• [WHAT IS ASKED]: Copy all lines in which the word "школе" can be found.

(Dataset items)
☆ ☆ ☆ ☆ ☆

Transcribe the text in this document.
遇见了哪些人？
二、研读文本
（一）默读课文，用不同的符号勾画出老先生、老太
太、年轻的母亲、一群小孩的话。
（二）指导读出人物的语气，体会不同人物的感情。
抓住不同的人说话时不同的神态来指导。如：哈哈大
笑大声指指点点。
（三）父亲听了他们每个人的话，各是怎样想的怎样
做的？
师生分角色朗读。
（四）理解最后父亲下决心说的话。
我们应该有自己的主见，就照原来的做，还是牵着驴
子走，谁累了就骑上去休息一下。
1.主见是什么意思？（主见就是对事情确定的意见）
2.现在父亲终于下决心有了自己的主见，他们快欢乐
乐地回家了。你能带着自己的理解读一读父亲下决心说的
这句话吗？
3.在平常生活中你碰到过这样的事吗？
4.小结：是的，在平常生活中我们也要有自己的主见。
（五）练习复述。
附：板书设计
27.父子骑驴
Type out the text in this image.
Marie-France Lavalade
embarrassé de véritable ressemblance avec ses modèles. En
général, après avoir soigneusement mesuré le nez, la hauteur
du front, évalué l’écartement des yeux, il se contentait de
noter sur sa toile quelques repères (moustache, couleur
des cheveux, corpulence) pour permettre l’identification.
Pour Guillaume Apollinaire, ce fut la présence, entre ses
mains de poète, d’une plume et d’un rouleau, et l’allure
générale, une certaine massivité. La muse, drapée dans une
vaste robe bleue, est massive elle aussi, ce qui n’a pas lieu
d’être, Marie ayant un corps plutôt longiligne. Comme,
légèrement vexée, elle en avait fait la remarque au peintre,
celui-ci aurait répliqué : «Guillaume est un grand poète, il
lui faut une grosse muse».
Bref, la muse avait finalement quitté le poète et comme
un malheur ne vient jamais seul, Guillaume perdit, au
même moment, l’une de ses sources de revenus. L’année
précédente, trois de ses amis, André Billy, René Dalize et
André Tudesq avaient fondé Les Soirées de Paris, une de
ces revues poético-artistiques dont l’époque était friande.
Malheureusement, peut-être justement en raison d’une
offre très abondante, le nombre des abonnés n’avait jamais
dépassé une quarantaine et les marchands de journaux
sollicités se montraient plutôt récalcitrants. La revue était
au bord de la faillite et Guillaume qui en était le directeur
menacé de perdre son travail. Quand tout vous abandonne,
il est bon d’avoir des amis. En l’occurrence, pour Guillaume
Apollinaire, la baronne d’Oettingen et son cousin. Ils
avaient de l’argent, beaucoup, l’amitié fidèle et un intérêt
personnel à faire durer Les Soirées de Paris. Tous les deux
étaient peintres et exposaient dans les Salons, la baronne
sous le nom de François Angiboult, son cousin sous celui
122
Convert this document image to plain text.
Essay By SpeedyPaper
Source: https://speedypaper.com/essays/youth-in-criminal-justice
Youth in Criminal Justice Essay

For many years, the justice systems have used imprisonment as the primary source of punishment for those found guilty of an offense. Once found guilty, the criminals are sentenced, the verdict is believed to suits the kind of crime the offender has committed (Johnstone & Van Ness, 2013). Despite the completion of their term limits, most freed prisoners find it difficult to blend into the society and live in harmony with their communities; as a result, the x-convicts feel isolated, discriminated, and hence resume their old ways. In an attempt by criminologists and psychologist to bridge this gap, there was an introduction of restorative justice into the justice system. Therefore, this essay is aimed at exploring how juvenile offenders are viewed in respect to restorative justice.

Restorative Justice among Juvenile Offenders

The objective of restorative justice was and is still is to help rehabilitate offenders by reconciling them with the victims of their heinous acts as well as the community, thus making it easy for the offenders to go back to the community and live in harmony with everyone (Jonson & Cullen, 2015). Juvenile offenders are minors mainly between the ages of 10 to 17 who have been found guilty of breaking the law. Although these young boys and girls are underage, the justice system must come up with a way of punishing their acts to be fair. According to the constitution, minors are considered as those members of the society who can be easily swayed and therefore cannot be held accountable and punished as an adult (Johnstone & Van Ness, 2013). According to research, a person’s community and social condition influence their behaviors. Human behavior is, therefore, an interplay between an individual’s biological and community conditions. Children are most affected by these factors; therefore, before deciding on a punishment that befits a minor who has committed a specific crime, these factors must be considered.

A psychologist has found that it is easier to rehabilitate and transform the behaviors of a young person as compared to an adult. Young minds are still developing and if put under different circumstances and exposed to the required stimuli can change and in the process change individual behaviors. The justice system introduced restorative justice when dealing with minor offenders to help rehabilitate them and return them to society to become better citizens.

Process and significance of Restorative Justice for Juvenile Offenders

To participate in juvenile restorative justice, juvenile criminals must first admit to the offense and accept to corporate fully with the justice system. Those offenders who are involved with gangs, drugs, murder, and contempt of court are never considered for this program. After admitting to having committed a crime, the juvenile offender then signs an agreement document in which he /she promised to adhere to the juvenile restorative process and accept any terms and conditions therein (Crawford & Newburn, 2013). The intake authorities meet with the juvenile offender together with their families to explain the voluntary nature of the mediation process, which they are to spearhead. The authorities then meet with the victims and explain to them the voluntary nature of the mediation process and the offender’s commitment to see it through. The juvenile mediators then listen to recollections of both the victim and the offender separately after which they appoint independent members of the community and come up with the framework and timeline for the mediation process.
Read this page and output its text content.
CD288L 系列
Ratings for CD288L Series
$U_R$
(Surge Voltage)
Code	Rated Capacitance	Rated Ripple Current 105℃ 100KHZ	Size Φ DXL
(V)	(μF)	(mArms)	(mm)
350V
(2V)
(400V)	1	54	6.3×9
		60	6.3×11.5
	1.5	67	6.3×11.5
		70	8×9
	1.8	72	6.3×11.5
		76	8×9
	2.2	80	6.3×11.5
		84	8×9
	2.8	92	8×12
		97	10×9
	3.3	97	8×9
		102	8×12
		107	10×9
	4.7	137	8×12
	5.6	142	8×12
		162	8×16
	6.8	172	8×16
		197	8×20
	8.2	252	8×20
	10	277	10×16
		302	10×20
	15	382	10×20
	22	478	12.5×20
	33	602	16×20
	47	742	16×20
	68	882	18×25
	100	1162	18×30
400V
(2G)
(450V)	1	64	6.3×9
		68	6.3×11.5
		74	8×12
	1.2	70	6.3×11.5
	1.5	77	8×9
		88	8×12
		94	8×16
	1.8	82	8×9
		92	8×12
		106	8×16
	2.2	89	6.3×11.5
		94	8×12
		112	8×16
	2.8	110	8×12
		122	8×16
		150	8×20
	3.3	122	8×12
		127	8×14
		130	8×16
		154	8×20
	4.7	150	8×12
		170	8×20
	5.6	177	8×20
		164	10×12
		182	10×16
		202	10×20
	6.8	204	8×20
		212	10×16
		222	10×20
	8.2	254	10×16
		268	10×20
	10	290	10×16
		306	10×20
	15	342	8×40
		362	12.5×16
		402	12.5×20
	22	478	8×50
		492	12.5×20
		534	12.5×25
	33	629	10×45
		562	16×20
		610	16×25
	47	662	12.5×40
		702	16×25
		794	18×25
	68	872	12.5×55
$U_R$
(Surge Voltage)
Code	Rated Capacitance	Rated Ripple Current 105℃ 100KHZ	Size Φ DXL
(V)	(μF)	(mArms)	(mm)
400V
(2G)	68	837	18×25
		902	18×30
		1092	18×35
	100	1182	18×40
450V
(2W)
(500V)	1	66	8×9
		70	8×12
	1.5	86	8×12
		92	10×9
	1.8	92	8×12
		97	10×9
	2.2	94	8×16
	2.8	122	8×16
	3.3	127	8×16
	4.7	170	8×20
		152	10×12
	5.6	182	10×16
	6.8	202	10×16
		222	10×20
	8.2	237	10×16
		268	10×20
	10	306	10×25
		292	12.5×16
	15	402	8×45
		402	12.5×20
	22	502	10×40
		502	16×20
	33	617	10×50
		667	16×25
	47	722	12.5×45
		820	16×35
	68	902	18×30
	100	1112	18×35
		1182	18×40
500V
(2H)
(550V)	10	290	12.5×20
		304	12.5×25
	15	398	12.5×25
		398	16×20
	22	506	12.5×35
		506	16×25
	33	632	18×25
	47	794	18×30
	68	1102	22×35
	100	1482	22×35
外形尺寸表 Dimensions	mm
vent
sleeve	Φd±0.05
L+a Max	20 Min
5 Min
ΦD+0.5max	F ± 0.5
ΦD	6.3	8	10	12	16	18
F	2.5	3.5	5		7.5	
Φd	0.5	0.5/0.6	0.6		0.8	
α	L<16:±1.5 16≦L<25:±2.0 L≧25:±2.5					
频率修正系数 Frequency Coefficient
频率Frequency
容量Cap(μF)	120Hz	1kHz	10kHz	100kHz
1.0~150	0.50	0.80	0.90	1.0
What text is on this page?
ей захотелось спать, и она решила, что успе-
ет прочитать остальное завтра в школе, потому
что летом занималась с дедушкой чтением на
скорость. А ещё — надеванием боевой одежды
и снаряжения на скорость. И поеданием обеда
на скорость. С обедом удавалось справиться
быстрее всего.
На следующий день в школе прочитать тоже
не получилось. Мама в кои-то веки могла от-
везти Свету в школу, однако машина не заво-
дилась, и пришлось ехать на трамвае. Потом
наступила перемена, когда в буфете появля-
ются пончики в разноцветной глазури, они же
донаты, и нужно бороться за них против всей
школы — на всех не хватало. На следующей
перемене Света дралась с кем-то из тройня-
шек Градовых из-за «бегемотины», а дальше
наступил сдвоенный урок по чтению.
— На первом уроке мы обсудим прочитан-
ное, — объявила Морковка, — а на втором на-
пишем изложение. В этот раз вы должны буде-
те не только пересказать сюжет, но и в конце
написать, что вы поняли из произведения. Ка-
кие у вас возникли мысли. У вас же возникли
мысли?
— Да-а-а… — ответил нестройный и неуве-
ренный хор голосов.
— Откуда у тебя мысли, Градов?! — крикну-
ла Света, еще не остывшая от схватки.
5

☆ ☆ ☆ ☆ ☆

• [FULL RESPONSE]:
ет прочитать остальное завтра в школе, потому
На следующий день в школе прочитать тоже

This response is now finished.